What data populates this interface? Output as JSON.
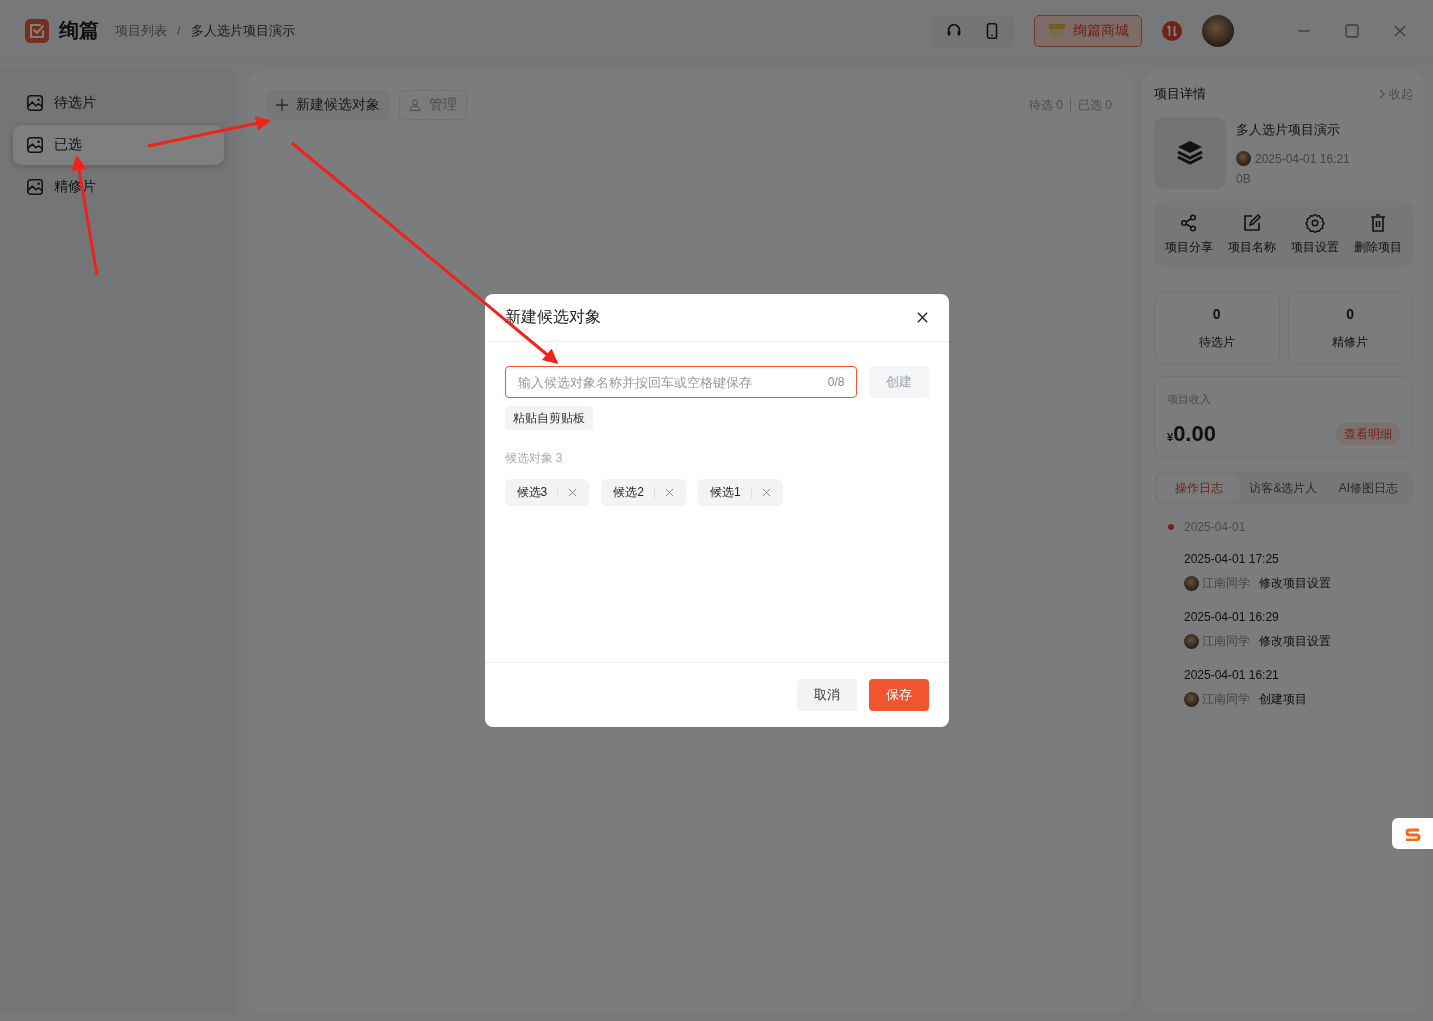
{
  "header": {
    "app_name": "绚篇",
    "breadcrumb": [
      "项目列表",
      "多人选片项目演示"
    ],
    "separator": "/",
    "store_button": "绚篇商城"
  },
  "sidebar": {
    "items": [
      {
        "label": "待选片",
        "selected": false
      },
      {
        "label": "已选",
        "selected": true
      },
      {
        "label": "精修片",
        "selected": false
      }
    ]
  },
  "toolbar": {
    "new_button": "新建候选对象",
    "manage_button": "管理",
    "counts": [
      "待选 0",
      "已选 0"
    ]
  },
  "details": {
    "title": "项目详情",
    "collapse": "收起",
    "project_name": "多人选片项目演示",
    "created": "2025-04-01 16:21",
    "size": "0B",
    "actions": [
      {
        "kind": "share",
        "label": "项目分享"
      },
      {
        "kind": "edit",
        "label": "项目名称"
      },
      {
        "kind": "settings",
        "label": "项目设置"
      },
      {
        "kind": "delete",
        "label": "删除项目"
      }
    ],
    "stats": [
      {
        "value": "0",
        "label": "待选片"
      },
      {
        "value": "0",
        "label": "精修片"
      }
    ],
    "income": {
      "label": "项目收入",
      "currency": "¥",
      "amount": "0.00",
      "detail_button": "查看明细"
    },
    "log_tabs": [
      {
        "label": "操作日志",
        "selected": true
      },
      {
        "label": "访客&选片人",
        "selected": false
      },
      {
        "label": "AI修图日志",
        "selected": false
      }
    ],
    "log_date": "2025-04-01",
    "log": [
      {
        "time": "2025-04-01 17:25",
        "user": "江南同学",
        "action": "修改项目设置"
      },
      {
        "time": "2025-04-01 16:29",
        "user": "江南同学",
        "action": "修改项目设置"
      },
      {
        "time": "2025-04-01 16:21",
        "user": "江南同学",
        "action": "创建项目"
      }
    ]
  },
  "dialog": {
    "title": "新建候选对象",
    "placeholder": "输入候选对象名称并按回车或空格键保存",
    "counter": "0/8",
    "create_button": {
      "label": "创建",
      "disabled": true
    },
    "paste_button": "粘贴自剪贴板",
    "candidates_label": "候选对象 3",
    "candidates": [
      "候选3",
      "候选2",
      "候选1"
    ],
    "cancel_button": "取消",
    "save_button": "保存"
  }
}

Work required:
All of the material above should be reproduced exactly, except the pictures.

The solution:
What data populates this interface? Output as JSON.
{
  "header": {
    "app_name": "绚篇",
    "breadcrumb": [
      "项目列表",
      "多人选片项目演示"
    ],
    "separator": "/",
    "store_button": "绚篇商城"
  },
  "sidebar": {
    "items": [
      {
        "label": "待选片",
        "selected": false
      },
      {
        "label": "已选",
        "selected": true
      },
      {
        "label": "精修片",
        "selected": false
      }
    ]
  },
  "toolbar": {
    "new_button": "新建候选对象",
    "manage_button": "管理",
    "counts": [
      "待选 0",
      "已选 0"
    ]
  },
  "details": {
    "title": "项目详情",
    "collapse": "收起",
    "project_name": "多人选片项目演示",
    "created": "2025-04-01 16:21",
    "size": "0B",
    "actions": [
      {
        "kind": "share",
        "label": "项目分享"
      },
      {
        "kind": "edit",
        "label": "项目名称"
      },
      {
        "kind": "settings",
        "label": "项目设置"
      },
      {
        "kind": "delete",
        "label": "删除项目"
      }
    ],
    "stats": [
      {
        "value": "0",
        "label": "待选片"
      },
      {
        "value": "0",
        "label": "精修片"
      }
    ],
    "income": {
      "label": "项目收入",
      "currency": "¥",
      "amount": "0.00",
      "detail_button": "查看明细"
    },
    "log_tabs": [
      {
        "label": "操作日志",
        "selected": true
      },
      {
        "label": "访客&选片人",
        "selected": false
      },
      {
        "label": "AI修图日志",
        "selected": false
      }
    ],
    "log_date": "2025-04-01",
    "log": [
      {
        "time": "2025-04-01 17:25",
        "user": "江南同学",
        "action": "修改项目设置"
      },
      {
        "time": "2025-04-01 16:29",
        "user": "江南同学",
        "action": "修改项目设置"
      },
      {
        "time": "2025-04-01 16:21",
        "user": "江南同学",
        "action": "创建项目"
      }
    ]
  },
  "dialog": {
    "title": "新建候选对象",
    "placeholder": "输入候选对象名称并按回车或空格键保存",
    "counter": "0/8",
    "create_button": {
      "label": "创建",
      "disabled": true
    },
    "paste_button": "粘贴自剪贴板",
    "candidates_label": "候选对象 3",
    "candidates": [
      "候选3",
      "候选2",
      "候选1"
    ],
    "cancel_button": "取消",
    "save_button": "保存"
  }
}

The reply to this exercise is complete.